--- WORK REQUIRED ---
Set down all of the entries word for word, omitting the images they contain.

--- START MATERIAL FOR THIS EXERCISE ---

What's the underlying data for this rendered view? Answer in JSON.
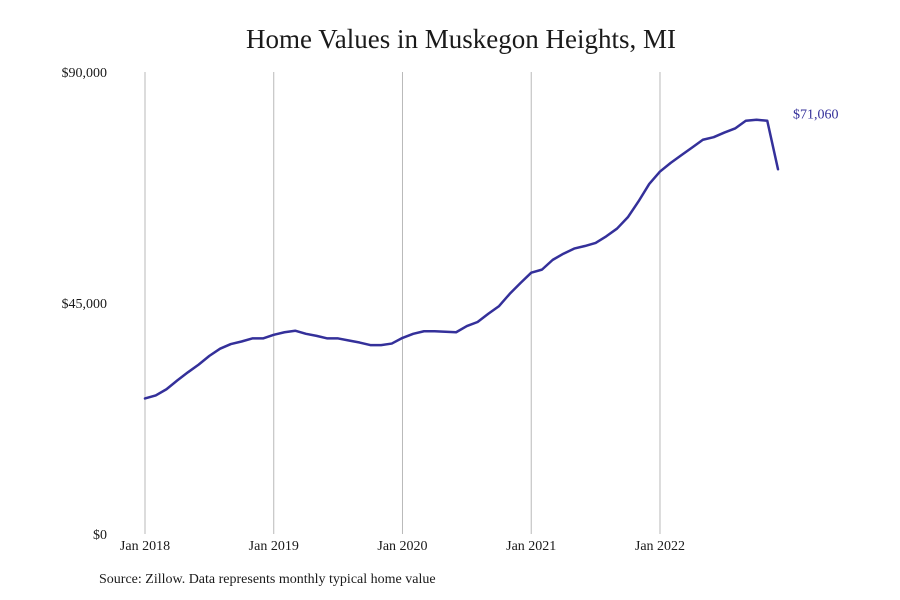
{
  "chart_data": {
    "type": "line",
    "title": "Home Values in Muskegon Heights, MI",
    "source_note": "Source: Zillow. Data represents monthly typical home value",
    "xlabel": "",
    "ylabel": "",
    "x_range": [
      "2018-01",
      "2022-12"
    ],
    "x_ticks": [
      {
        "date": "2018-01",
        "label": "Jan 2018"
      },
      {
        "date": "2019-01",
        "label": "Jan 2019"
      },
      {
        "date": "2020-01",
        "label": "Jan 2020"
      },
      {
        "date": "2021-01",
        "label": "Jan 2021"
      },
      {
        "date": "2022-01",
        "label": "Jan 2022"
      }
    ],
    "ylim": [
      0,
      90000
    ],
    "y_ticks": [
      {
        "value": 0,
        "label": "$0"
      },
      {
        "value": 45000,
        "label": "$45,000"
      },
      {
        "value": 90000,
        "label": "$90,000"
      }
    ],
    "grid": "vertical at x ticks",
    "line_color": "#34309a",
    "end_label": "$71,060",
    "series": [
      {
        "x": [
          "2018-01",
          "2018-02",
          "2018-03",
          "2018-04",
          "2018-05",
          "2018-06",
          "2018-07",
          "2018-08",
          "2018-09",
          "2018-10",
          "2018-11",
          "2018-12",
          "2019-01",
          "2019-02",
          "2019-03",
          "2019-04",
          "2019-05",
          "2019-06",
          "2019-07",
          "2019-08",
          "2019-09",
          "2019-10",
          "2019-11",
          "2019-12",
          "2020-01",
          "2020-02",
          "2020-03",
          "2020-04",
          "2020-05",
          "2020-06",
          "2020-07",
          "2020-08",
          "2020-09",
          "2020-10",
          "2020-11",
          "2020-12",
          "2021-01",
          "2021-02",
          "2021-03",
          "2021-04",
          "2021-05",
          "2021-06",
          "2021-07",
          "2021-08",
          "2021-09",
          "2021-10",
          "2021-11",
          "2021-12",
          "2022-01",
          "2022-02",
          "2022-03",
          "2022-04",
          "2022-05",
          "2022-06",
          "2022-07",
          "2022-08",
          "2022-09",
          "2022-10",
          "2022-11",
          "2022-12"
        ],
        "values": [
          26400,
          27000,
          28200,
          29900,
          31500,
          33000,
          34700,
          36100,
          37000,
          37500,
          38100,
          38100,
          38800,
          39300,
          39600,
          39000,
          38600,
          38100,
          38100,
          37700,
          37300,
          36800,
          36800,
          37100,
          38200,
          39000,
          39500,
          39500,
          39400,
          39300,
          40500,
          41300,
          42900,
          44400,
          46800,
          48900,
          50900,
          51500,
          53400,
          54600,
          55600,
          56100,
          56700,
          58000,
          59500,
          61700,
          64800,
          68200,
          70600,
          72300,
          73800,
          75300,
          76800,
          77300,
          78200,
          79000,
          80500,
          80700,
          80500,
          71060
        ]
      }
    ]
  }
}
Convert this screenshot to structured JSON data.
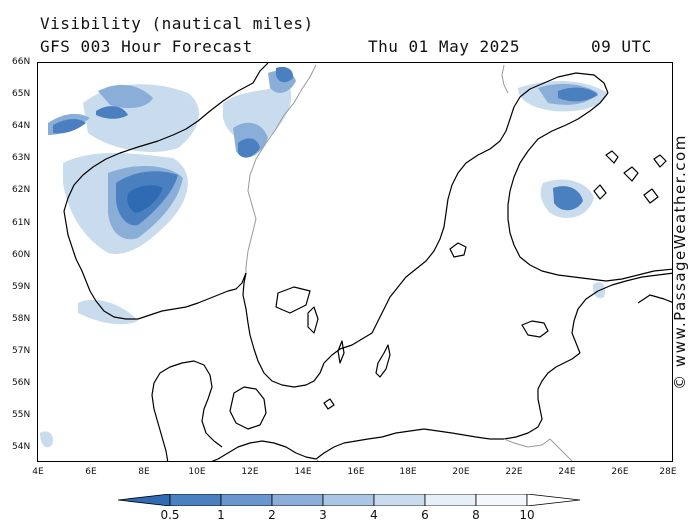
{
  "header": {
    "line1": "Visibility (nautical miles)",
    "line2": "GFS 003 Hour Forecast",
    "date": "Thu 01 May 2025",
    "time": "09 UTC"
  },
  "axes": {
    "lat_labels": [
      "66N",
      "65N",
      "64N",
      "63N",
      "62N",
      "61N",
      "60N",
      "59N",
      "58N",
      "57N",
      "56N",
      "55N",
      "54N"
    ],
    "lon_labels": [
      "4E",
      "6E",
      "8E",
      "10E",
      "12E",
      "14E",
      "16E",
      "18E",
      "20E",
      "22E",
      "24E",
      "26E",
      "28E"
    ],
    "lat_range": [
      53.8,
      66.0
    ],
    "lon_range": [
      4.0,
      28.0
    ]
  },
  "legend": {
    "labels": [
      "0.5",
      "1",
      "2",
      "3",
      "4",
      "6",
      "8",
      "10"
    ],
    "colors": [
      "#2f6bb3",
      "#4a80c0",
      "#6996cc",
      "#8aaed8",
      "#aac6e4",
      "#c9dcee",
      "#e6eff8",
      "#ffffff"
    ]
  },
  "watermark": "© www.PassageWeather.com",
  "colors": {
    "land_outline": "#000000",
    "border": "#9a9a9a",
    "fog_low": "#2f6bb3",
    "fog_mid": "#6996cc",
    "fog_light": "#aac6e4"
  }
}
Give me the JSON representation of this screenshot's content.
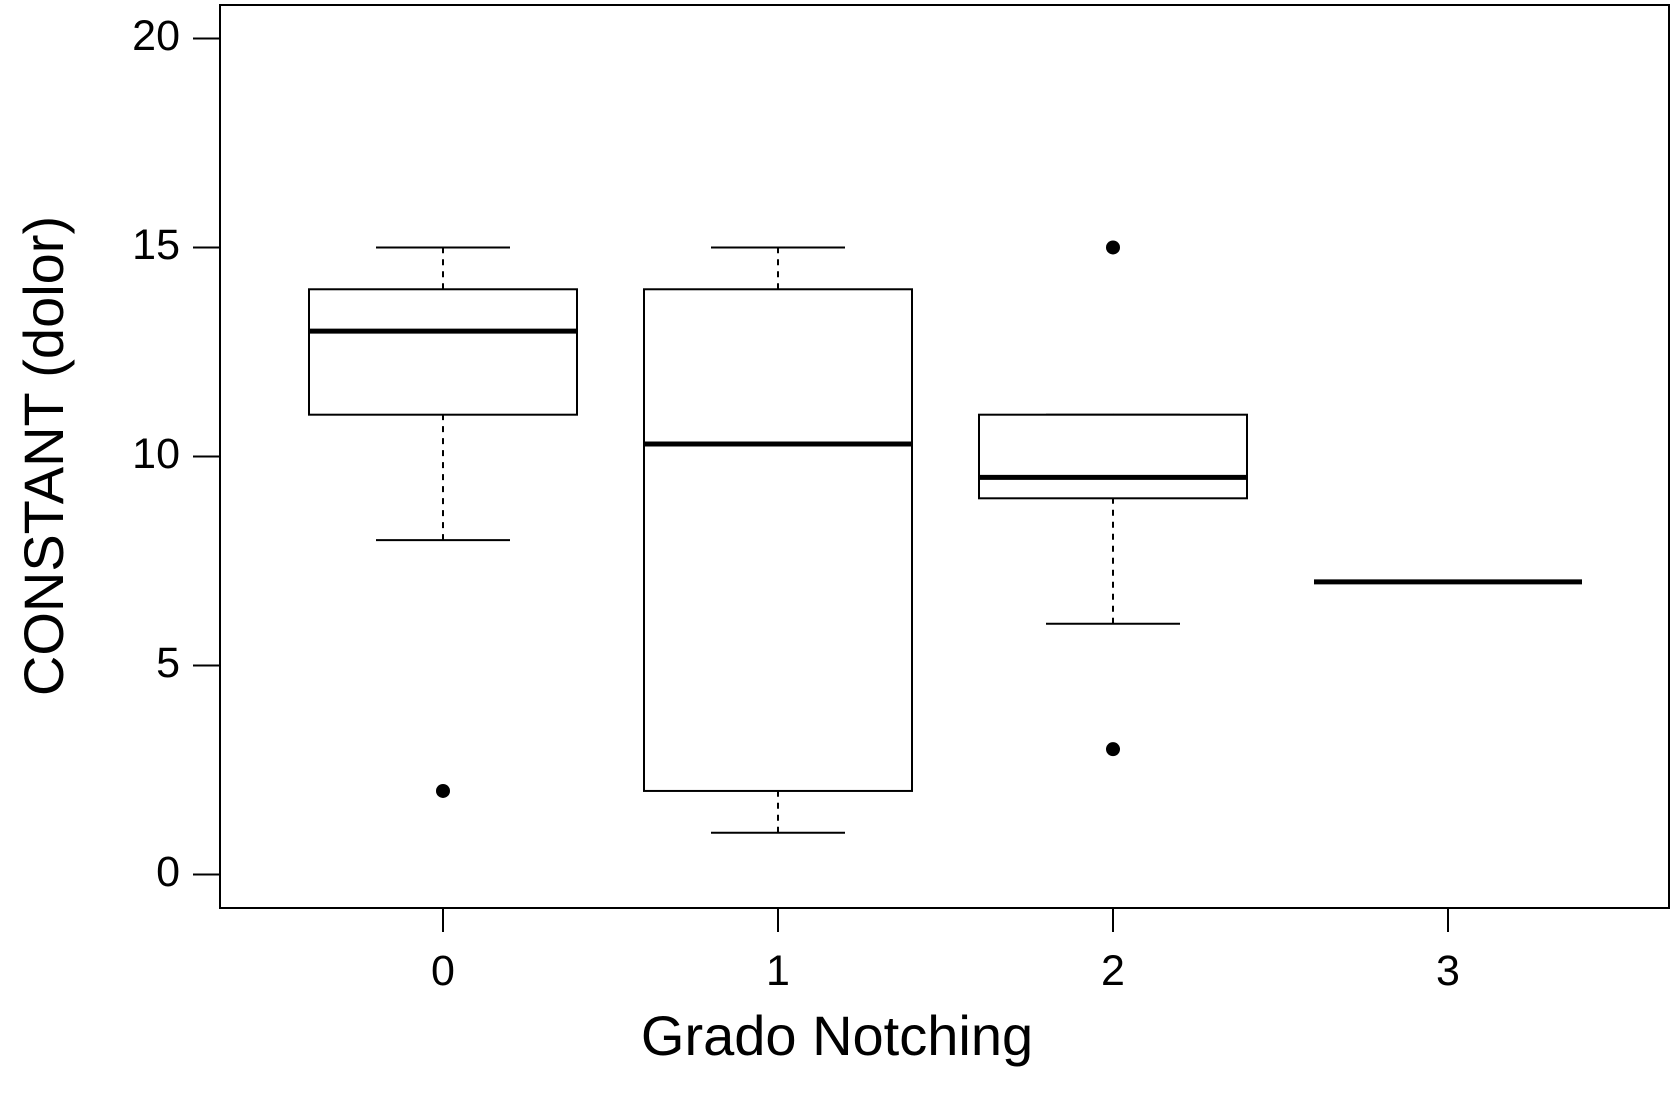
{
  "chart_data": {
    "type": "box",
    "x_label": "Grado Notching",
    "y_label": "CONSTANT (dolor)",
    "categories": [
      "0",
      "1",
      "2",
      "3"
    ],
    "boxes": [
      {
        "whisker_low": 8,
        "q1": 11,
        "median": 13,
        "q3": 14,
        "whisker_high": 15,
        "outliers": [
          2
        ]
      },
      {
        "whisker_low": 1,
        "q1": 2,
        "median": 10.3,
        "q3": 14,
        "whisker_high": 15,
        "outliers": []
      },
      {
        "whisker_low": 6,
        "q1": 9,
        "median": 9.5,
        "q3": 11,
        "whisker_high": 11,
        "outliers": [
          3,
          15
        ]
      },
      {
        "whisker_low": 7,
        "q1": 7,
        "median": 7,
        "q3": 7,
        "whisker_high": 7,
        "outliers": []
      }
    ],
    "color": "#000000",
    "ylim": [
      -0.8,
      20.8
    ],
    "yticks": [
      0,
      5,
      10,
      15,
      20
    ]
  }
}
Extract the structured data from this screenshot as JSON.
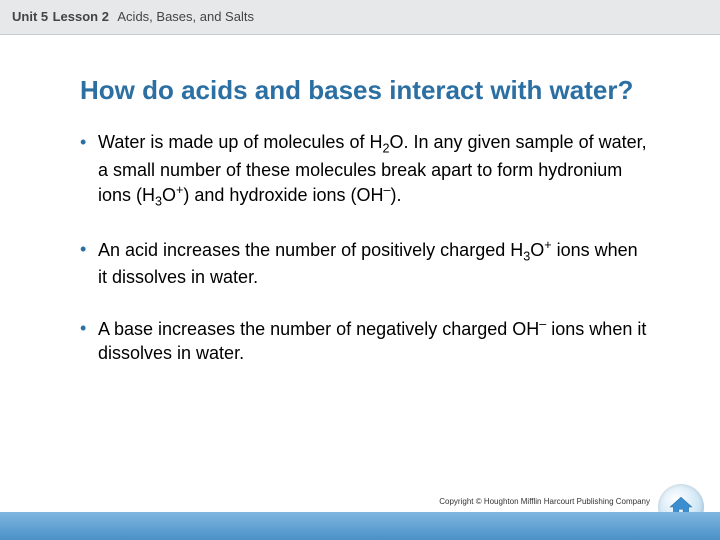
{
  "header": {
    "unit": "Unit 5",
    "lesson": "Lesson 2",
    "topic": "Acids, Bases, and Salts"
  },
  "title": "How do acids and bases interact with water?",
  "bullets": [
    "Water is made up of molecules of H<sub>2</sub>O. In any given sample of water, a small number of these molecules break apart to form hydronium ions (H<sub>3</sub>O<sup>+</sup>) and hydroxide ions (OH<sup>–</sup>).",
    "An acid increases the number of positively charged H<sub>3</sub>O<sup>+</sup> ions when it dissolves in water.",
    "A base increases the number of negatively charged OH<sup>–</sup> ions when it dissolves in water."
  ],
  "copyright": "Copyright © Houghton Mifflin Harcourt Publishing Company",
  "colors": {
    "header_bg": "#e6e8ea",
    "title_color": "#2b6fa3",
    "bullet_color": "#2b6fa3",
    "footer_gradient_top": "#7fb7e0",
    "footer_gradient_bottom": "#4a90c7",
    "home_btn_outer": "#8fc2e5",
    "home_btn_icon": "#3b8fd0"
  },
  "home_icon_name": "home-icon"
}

--- END MATERIAL FOR THIS EXERCISE ---

--- REPLY TO THE EXERCISE ---
What's the underlying data for this rendered view? Answer in JSON.
{
  "chart_data": {
    "type": "line",
    "title": "Home Values in Muskegon Heights, MI",
    "source_note": "Source: Zillow. Data represents monthly typical home value",
    "xlabel": "",
    "ylabel": "",
    "x_range": [
      "2018-01",
      "2022-12"
    ],
    "x_ticks": [
      {
        "date": "2018-01",
        "label": "Jan 2018"
      },
      {
        "date": "2019-01",
        "label": "Jan 2019"
      },
      {
        "date": "2020-01",
        "label": "Jan 2020"
      },
      {
        "date": "2021-01",
        "label": "Jan 2021"
      },
      {
        "date": "2022-01",
        "label": "Jan 2022"
      }
    ],
    "ylim": [
      0,
      90000
    ],
    "y_ticks": [
      {
        "value": 0,
        "label": "$0"
      },
      {
        "value": 45000,
        "label": "$45,000"
      },
      {
        "value": 90000,
        "label": "$90,000"
      }
    ],
    "grid": "vertical at x ticks",
    "line_color": "#34309a",
    "end_label": "$71,060",
    "series": [
      {
        "x": [
          "2018-01",
          "2018-02",
          "2018-03",
          "2018-04",
          "2018-05",
          "2018-06",
          "2018-07",
          "2018-08",
          "2018-09",
          "2018-10",
          "2018-11",
          "2018-12",
          "2019-01",
          "2019-02",
          "2019-03",
          "2019-04",
          "2019-05",
          "2019-06",
          "2019-07",
          "2019-08",
          "2019-09",
          "2019-10",
          "2019-11",
          "2019-12",
          "2020-01",
          "2020-02",
          "2020-03",
          "2020-04",
          "2020-05",
          "2020-06",
          "2020-07",
          "2020-08",
          "2020-09",
          "2020-10",
          "2020-11",
          "2020-12",
          "2021-01",
          "2021-02",
          "2021-03",
          "2021-04",
          "2021-05",
          "2021-06",
          "2021-07",
          "2021-08",
          "2021-09",
          "2021-10",
          "2021-11",
          "2021-12",
          "2022-01",
          "2022-02",
          "2022-03",
          "2022-04",
          "2022-05",
          "2022-06",
          "2022-07",
          "2022-08",
          "2022-09",
          "2022-10",
          "2022-11",
          "2022-12"
        ],
        "values": [
          26400,
          27000,
          28200,
          29900,
          31500,
          33000,
          34700,
          36100,
          37000,
          37500,
          38100,
          38100,
          38800,
          39300,
          39600,
          39000,
          38600,
          38100,
          38100,
          37700,
          37300,
          36800,
          36800,
          37100,
          38200,
          39000,
          39500,
          39500,
          39400,
          39300,
          40500,
          41300,
          42900,
          44400,
          46800,
          48900,
          50900,
          51500,
          53400,
          54600,
          55600,
          56100,
          56700,
          58000,
          59500,
          61700,
          64800,
          68200,
          70600,
          72300,
          73800,
          75300,
          76800,
          77300,
          78200,
          79000,
          80500,
          80700,
          80500,
          71060
        ]
      }
    ]
  }
}
Convert this screenshot to structured JSON data.
{
  "header": {
    "line1": "Visibility (nautical miles)",
    "line2": "GFS 003 Hour Forecast",
    "date": "Thu 01 May 2025",
    "time": "09 UTC"
  },
  "axes": {
    "lat_labels": [
      "66N",
      "65N",
      "64N",
      "63N",
      "62N",
      "61N",
      "60N",
      "59N",
      "58N",
      "57N",
      "56N",
      "55N",
      "54N"
    ],
    "lon_labels": [
      "4E",
      "6E",
      "8E",
      "10E",
      "12E",
      "14E",
      "16E",
      "18E",
      "20E",
      "22E",
      "24E",
      "26E",
      "28E"
    ],
    "lat_range": [
      53.8,
      66.0
    ],
    "lon_range": [
      4.0,
      28.0
    ]
  },
  "legend": {
    "labels": [
      "0.5",
      "1",
      "2",
      "3",
      "4",
      "6",
      "8",
      "10"
    ],
    "colors": [
      "#2f6bb3",
      "#4a80c0",
      "#6996cc",
      "#8aaed8",
      "#aac6e4",
      "#c9dcee",
      "#e6eff8",
      "#ffffff"
    ]
  },
  "watermark": "© www.PassageWeather.com",
  "colors": {
    "land_outline": "#000000",
    "border": "#9a9a9a",
    "fog_low": "#2f6bb3",
    "fog_mid": "#6996cc",
    "fog_light": "#aac6e4"
  }
}
Give me the JSON representation of this screenshot's content.
{
  "chart_data": {
    "type": "box",
    "x_label": "Grado Notching",
    "y_label": "CONSTANT (dolor)",
    "categories": [
      "0",
      "1",
      "2",
      "3"
    ],
    "boxes": [
      {
        "whisker_low": 8,
        "q1": 11,
        "median": 13,
        "q3": 14,
        "whisker_high": 15,
        "outliers": [
          2
        ]
      },
      {
        "whisker_low": 1,
        "q1": 2,
        "median": 10.3,
        "q3": 14,
        "whisker_high": 15,
        "outliers": []
      },
      {
        "whisker_low": 6,
        "q1": 9,
        "median": 9.5,
        "q3": 11,
        "whisker_high": 11,
        "outliers": [
          3,
          15
        ]
      },
      {
        "whisker_low": 7,
        "q1": 7,
        "median": 7,
        "q3": 7,
        "whisker_high": 7,
        "outliers": []
      }
    ],
    "color": "#000000",
    "ylim": [
      -0.8,
      20.8
    ],
    "yticks": [
      0,
      5,
      10,
      15,
      20
    ]
  }
}
Extract the structured data from this screenshot as JSON.
{
  "header": {
    "unit": "Unit 5",
    "lesson": "Lesson 2",
    "topic": "Acids, Bases, and Salts"
  },
  "title": "How do acids and bases interact with water?",
  "bullets": [
    "Water is made up of molecules of H<sub>2</sub>O. In any given sample of water, a small number of these molecules break apart to form hydronium ions (H<sub>3</sub>O<sup>+</sup>) and hydroxide ions (OH<sup>–</sup>).",
    "An acid increases the number of positively charged H<sub>3</sub>O<sup>+</sup> ions when it dissolves in water.",
    "A base increases the number of negatively charged OH<sup>–</sup> ions when it dissolves in water."
  ],
  "copyright": "Copyright © Houghton Mifflin Harcourt Publishing Company",
  "colors": {
    "header_bg": "#e6e8ea",
    "title_color": "#2b6fa3",
    "bullet_color": "#2b6fa3",
    "footer_gradient_top": "#7fb7e0",
    "footer_gradient_bottom": "#4a90c7",
    "home_btn_outer": "#8fc2e5",
    "home_btn_icon": "#3b8fd0"
  },
  "home_icon_name": "home-icon"
}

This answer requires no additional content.